Material for the task
————

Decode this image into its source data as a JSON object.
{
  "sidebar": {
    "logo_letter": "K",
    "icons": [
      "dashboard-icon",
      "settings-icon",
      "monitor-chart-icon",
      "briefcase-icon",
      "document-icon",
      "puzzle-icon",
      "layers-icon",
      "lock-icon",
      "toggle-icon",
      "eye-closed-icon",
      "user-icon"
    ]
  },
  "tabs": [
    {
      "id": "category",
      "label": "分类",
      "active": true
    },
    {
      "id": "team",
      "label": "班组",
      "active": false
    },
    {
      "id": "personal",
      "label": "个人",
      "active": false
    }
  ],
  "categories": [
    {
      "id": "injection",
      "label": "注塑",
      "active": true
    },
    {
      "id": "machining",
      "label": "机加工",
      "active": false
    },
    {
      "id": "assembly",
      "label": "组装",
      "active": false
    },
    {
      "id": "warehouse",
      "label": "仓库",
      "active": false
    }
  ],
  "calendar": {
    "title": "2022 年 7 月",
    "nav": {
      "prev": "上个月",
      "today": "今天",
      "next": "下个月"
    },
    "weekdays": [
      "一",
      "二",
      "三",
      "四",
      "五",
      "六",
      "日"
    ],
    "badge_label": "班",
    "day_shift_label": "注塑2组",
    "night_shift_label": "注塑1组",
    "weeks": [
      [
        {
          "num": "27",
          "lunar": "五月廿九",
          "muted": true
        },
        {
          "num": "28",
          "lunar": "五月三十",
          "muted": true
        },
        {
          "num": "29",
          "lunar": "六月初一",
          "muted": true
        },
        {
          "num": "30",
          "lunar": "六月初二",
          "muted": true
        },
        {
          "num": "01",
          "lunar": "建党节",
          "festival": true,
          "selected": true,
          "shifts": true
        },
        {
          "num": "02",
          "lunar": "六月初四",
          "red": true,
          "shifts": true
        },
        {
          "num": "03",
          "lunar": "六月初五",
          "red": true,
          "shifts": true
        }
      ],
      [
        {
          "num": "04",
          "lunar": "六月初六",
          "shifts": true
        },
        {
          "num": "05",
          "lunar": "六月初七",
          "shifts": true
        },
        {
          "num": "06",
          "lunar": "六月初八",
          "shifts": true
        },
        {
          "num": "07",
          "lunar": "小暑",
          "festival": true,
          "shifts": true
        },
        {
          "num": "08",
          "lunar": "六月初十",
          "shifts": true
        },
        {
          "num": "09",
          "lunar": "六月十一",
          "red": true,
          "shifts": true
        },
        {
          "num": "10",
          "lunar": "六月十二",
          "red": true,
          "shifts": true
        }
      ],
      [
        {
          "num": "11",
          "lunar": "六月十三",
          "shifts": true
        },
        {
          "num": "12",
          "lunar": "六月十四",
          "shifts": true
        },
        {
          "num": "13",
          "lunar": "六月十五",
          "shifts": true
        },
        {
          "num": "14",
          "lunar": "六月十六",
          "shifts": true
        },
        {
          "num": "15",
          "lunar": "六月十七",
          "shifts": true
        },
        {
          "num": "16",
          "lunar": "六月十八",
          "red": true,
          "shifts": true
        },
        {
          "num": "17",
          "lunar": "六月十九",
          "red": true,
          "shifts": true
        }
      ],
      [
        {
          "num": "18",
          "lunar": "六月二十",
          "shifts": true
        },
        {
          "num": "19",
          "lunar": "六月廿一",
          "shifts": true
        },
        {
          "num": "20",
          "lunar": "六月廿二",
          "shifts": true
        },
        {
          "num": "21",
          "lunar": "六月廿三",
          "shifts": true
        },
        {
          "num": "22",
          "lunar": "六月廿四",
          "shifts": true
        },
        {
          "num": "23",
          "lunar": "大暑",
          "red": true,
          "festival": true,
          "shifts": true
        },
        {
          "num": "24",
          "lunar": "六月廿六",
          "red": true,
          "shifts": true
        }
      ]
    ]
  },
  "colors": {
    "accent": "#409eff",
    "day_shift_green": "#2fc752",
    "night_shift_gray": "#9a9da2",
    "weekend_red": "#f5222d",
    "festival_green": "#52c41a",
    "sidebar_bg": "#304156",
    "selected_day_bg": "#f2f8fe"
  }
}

————

Aim of the task
Provide all the records again, word for word.

Expected answer
Decode this image into its source data as a JSON object.
{
  "sidebar": {
    "logo_letter": "K",
    "icons": [
      "dashboard-icon",
      "settings-icon",
      "monitor-chart-icon",
      "briefcase-icon",
      "document-icon",
      "puzzle-icon",
      "layers-icon",
      "lock-icon",
      "toggle-icon",
      "eye-closed-icon",
      "user-icon"
    ]
  },
  "tabs": [
    {
      "id": "category",
      "label": "分类",
      "active": true
    },
    {
      "id": "team",
      "label": "班组",
      "active": false
    },
    {
      "id": "personal",
      "label": "个人",
      "active": false
    }
  ],
  "categories": [
    {
      "id": "injection",
      "label": "注塑",
      "active": true
    },
    {
      "id": "machining",
      "label": "机加工",
      "active": false
    },
    {
      "id": "assembly",
      "label": "组装",
      "active": false
    },
    {
      "id": "warehouse",
      "label": "仓库",
      "active": false
    }
  ],
  "calendar": {
    "title": "2022 年 7 月",
    "nav": {
      "prev": "上个月",
      "today": "今天",
      "next": "下个月"
    },
    "weekdays": [
      "一",
      "二",
      "三",
      "四",
      "五",
      "六",
      "日"
    ],
    "badge_label": "班",
    "day_shift_label": "注塑2组",
    "night_shift_label": "注塑1组",
    "weeks": [
      [
        {
          "num": "27",
          "lunar": "五月廿九",
          "muted": true
        },
        {
          "num": "28",
          "lunar": "五月三十",
          "muted": true
        },
        {
          "num": "29",
          "lunar": "六月初一",
          "muted": true
        },
        {
          "num": "30",
          "lunar": "六月初二",
          "muted": true
        },
        {
          "num": "01",
          "lunar": "建党节",
          "festival": true,
          "selected": true,
          "shifts": true
        },
        {
          "num": "02",
          "lunar": "六月初四",
          "red": true,
          "shifts": true
        },
        {
          "num": "03",
          "lunar": "六月初五",
          "red": true,
          "shifts": true
        }
      ],
      [
        {
          "num": "04",
          "lunar": "六月初六",
          "shifts": true
        },
        {
          "num": "05",
          "lunar": "六月初七",
          "shifts": true
        },
        {
          "num": "06",
          "lunar": "六月初八",
          "shifts": true
        },
        {
          "num": "07",
          "lunar": "小暑",
          "festival": true,
          "shifts": true
        },
        {
          "num": "08",
          "lunar": "六月初十",
          "shifts": true
        },
        {
          "num": "09",
          "lunar": "六月十一",
          "red": true,
          "shifts": true
        },
        {
          "num": "10",
          "lunar": "六月十二",
          "red": true,
          "shifts": true
        }
      ],
      [
        {
          "num": "11",
          "lunar": "六月十三",
          "shifts": true
        },
        {
          "num": "12",
          "lunar": "六月十四",
          "shifts": true
        },
        {
          "num": "13",
          "lunar": "六月十五",
          "shifts": true
        },
        {
          "num": "14",
          "lunar": "六月十六",
          "shifts": true
        },
        {
          "num": "15",
          "lunar": "六月十七",
          "shifts": true
        },
        {
          "num": "16",
          "lunar": "六月十八",
          "red": true,
          "shifts": true
        },
        {
          "num": "17",
          "lunar": "六月十九",
          "red": true,
          "shifts": true
        }
      ],
      [
        {
          "num": "18",
          "lunar": "六月二十",
          "shifts": true
        },
        {
          "num": "19",
          "lunar": "六月廿一",
          "shifts": true
        },
        {
          "num": "20",
          "lunar": "六月廿二",
          "shifts": true
        },
        {
          "num": "21",
          "lunar": "六月廿三",
          "shifts": true
        },
        {
          "num": "22",
          "lunar": "六月廿四",
          "shifts": true
        },
        {
          "num": "23",
          "lunar": "大暑",
          "red": true,
          "festival": true,
          "shifts": true
        },
        {
          "num": "24",
          "lunar": "六月廿六",
          "red": true,
          "shifts": true
        }
      ]
    ]
  },
  "colors": {
    "accent": "#409eff",
    "day_shift_green": "#2fc752",
    "night_shift_gray": "#9a9da2",
    "weekend_red": "#f5222d",
    "festival_green": "#52c41a",
    "sidebar_bg": "#304156",
    "selected_day_bg": "#f2f8fe"
  }
}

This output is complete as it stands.